GIVEN REQUEST.
Repeat the records below exactly, leaving out every picture.

━━ EXTRACTED DATA

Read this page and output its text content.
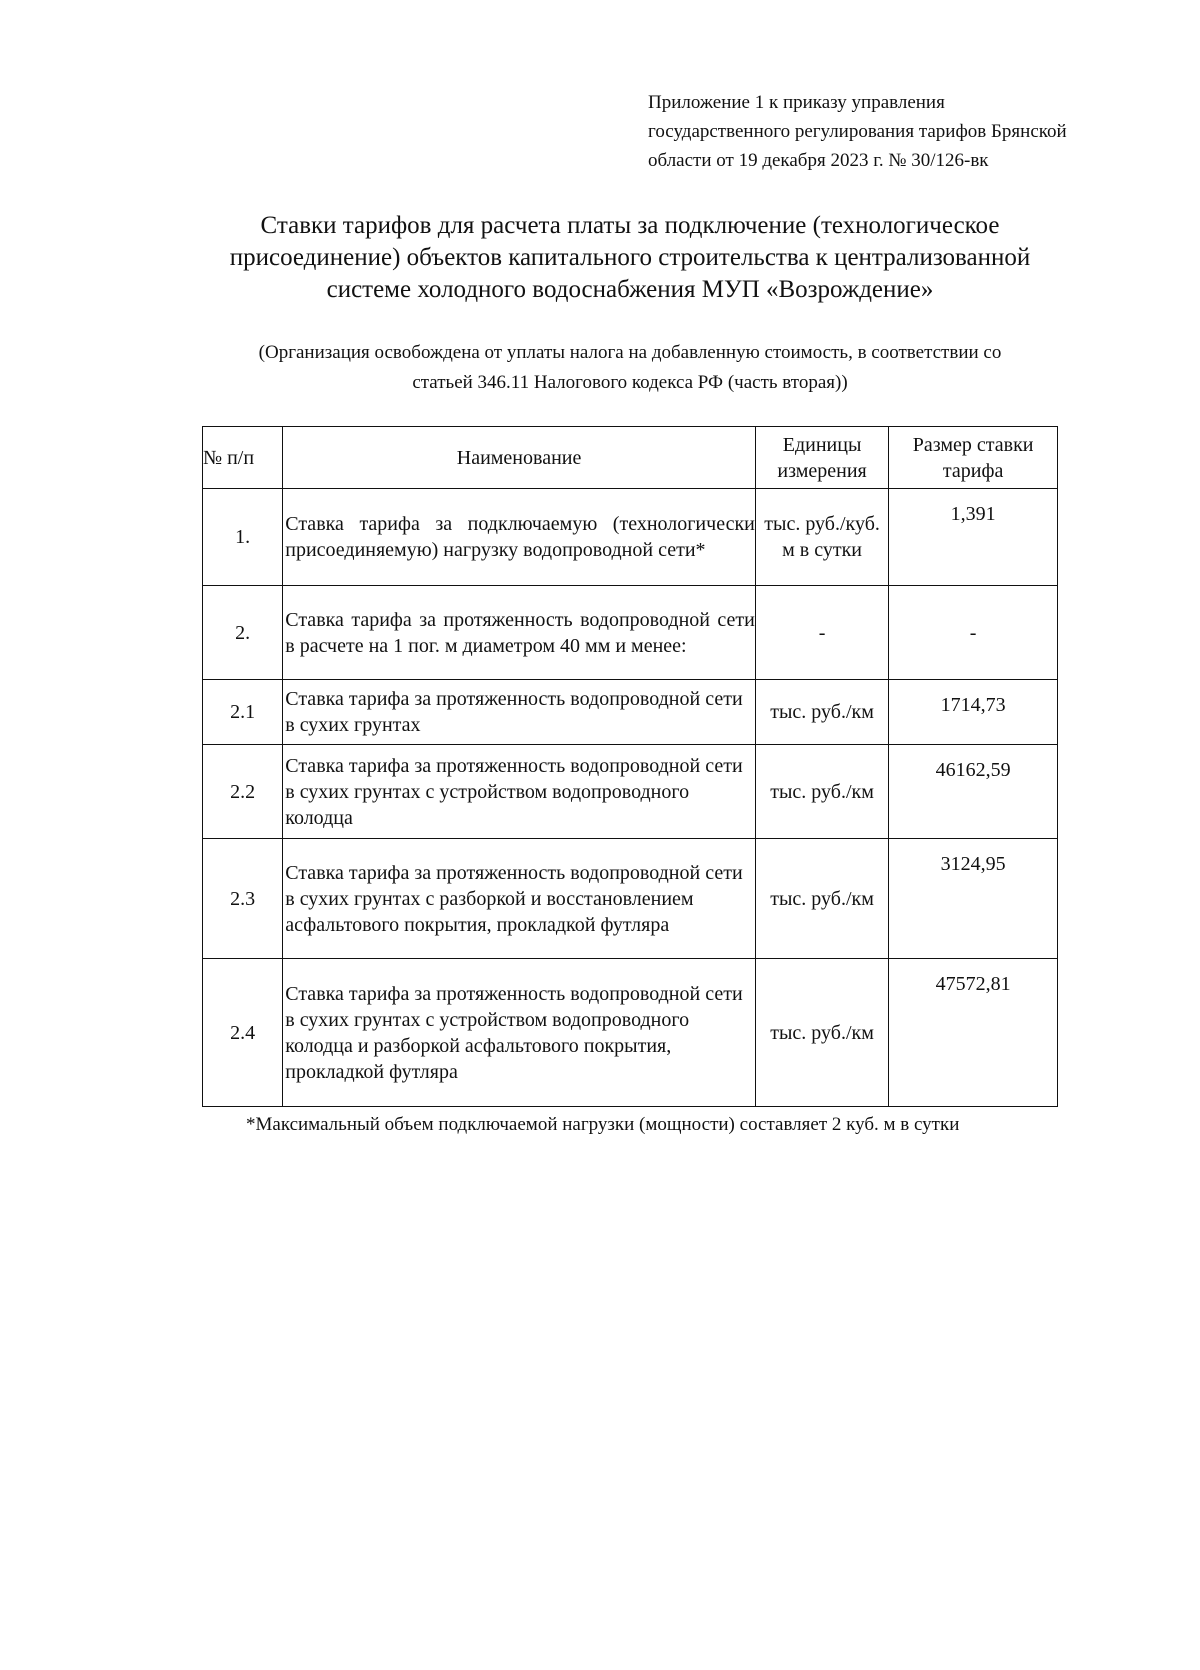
Приложение 1 к приказу управления
государственного регулирования тарифов Брянской
области от 19 декабря 2023 г. № 30/126-вк
Ставки тарифов для расчета платы за подключение (технологическое
присоединение) объектов капитального строительства к централизованной
системе холодного водоснабжения МУП «Возрождение»
(Организация освобождена от уплаты налога на добавленную стоимость, в соответствии со
статьей 346.11 Налогового кодекса РФ (часть вторая))
№ п/п	Наименование	Единицы измерения	Размер ставки тарифа
1.	Ставка тарифа за подключаемую (технологически присоединяемую) нагрузку водопроводной сети*	тыс. руб./куб. м в сутки	1,391
2.	Ставка тарифа за протяженность водопроводной сети в расчете на 1 пог. м диаметром 40 мм и менее:	-	-
2.1	Ставка тарифа за протяженность водопроводной сети в сухих грунтах	тыс. руб./км	1714,73
2.2	Ставка тарифа за протяженность водопроводной сети в сухих грунтах с устройством водопроводного колодца	тыс. руб./км	46162,59
2.3	Ставка тарифа за протяженность водопроводной сети в сухих грунтах с разборкой и восстановлением асфальтового покрытия, прокладкой футляра	тыс. руб./км	3124,95
2.4	Ставка тарифа за протяженность водопроводной сети в сухих грунтах с устройством водопроводного колодца и разборкой асфальтового покрытия, прокладкой футляра	тыс. руб./км	47572,81
*Максимальный объем подключаемой нагрузки (мощности) составляет 2 куб. м в сутки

━━━━

ANSWER TO THE TASK.
Read this page and output its text content.
Приложение 1 к приказу управления
государственного регулирования тарифов Брянской
области от 19 декабря 2023 г. № 30/126-вк
Ставки тарифов для расчета платы за подключение (технологическое
присоединение) объектов капитального строительства к централизованной
системе холодного водоснабжения МУП «Возрождение»
(Организация освобождена от уплаты налога на добавленную стоимость, в соответствии со
статьей 346.11 Налогового кодекса РФ (часть вторая))
№ п/п	Наименование	Единицы измерения	Размер ставки тарифа
1.	Ставка тарифа за подключаемую (технологически присоединяемую) нагрузку водопроводной сети*	тыс. руб./куб. м в сутки	1,391
2.	Ставка тарифа за протяженность водопроводной сети в расчете на 1 пог. м диаметром 40 мм и менее:	-	-
2.1	Ставка тарифа за протяженность водопроводной сети в сухих грунтах	тыс. руб./км	1714,73
2.2	Ставка тарифа за протяженность водопроводной сети в сухих грунтах с устройством водопроводного колодца	тыс. руб./км	46162,59
2.3	Ставка тарифа за протяженность водопроводной сети в сухих грунтах с разборкой и восстановлением асфальтового покрытия, прокладкой футляра	тыс. руб./км	3124,95
2.4	Ставка тарифа за протяженность водопроводной сети в сухих грунтах с устройством водопроводного колодца и разборкой асфальтового покрытия, прокладкой футляра	тыс. руб./км	47572,81
*Максимальный объем подключаемой нагрузки (мощности) составляет 2 куб. м в сутки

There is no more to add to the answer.